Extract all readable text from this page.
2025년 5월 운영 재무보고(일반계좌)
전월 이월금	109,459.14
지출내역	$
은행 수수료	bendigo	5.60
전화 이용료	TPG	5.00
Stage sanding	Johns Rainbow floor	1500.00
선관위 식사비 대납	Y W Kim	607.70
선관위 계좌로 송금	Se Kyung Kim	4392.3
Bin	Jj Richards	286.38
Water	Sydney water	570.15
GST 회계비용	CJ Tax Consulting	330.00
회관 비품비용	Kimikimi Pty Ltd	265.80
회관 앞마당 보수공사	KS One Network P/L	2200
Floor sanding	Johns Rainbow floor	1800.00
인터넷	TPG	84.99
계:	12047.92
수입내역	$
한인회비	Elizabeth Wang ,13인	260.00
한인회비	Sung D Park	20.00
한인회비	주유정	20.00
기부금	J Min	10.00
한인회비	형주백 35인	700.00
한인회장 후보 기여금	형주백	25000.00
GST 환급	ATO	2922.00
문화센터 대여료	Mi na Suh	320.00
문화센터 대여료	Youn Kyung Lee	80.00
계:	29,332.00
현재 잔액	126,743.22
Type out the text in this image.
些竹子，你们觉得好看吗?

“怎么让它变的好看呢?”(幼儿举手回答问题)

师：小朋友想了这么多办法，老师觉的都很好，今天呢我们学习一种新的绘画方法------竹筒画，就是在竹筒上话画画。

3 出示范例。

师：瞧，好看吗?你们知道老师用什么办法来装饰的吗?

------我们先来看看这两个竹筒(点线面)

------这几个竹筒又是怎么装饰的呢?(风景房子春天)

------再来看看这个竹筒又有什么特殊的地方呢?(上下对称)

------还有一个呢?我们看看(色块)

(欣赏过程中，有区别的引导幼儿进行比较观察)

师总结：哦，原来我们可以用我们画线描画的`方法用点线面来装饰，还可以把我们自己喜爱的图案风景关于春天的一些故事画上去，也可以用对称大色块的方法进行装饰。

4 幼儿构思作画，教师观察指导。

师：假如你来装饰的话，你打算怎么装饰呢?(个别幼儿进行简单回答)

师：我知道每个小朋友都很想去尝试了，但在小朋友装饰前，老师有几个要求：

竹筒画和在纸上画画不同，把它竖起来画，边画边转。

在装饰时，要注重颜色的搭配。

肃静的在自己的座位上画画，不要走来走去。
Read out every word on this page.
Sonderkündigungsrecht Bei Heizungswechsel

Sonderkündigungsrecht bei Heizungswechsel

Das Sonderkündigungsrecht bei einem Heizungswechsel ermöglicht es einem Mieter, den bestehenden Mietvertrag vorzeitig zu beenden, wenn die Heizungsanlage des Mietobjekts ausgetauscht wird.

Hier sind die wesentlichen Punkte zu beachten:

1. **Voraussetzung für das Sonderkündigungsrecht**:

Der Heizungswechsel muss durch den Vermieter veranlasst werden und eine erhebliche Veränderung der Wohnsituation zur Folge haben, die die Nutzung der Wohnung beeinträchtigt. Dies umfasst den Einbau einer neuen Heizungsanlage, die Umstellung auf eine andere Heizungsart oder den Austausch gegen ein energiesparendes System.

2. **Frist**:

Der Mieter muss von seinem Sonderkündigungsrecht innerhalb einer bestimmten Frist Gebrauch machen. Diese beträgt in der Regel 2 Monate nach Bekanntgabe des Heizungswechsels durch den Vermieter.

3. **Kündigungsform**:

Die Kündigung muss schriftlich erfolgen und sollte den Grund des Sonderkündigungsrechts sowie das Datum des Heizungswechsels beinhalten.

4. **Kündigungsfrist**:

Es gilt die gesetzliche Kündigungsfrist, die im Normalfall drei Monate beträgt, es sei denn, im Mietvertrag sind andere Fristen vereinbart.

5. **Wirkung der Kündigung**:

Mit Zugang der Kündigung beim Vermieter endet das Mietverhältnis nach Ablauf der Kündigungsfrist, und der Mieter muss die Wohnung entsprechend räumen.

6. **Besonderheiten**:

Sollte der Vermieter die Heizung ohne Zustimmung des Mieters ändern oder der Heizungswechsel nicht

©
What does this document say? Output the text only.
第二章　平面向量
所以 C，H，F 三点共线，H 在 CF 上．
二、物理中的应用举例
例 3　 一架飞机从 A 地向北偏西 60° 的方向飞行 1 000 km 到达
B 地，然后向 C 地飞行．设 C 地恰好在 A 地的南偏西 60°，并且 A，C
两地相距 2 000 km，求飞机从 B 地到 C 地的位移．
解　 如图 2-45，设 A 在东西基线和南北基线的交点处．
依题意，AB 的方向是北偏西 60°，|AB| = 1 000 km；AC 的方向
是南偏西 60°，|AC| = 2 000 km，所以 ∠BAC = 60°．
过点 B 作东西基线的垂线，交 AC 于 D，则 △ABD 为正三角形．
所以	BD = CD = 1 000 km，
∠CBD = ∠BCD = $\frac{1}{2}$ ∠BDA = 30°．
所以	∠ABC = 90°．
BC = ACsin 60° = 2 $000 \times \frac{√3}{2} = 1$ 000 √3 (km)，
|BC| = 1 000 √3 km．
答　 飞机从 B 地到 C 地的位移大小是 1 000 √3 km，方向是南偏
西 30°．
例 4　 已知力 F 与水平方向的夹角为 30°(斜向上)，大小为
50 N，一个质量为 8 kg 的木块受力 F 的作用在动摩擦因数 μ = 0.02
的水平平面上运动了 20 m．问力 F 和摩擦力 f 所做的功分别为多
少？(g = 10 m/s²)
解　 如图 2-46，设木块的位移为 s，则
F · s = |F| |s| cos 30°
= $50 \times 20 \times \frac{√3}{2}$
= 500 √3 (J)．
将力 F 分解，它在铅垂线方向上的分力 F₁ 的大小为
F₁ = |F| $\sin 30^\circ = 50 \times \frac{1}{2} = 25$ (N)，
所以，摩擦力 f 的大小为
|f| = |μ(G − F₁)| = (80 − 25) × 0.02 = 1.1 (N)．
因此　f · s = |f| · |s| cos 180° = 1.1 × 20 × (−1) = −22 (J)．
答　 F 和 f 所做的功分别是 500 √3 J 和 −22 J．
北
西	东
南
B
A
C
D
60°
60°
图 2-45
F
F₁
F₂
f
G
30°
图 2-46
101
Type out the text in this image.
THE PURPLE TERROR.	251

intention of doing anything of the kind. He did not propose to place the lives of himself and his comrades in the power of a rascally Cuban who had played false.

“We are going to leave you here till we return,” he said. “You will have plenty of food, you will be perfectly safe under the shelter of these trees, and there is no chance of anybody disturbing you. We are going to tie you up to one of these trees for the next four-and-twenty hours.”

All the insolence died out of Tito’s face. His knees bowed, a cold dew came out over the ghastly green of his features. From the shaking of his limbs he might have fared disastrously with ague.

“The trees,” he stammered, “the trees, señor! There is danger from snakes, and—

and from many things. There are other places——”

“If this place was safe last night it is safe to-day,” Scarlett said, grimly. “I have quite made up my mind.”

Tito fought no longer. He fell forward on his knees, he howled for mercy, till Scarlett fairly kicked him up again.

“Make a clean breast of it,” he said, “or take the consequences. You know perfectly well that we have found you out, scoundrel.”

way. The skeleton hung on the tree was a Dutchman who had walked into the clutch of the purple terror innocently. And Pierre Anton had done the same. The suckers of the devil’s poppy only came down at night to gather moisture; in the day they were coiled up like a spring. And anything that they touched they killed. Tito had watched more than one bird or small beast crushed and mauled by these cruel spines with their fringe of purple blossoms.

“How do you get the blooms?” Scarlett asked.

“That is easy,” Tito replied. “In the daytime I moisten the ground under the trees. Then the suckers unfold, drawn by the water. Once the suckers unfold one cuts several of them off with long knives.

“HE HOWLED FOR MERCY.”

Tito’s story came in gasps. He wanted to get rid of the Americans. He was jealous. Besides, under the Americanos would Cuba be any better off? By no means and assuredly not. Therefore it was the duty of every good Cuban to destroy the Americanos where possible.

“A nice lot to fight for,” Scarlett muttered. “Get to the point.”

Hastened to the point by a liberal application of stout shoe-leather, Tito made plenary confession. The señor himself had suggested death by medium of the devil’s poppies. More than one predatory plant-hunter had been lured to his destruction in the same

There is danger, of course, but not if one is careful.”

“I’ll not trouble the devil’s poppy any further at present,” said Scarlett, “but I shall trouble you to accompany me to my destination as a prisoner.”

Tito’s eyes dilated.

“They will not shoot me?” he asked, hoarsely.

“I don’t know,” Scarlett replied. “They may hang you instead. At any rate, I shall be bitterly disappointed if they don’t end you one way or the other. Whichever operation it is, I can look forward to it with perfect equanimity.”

WHAT IS REQUIRED: Locate all lines in the listing above with the word "floor" and copy them.

ANSWER IN FULL:
Stage sanding	Johns Rainbow floor	1500.00
Floor sanding	Johns Rainbow floor	1800.00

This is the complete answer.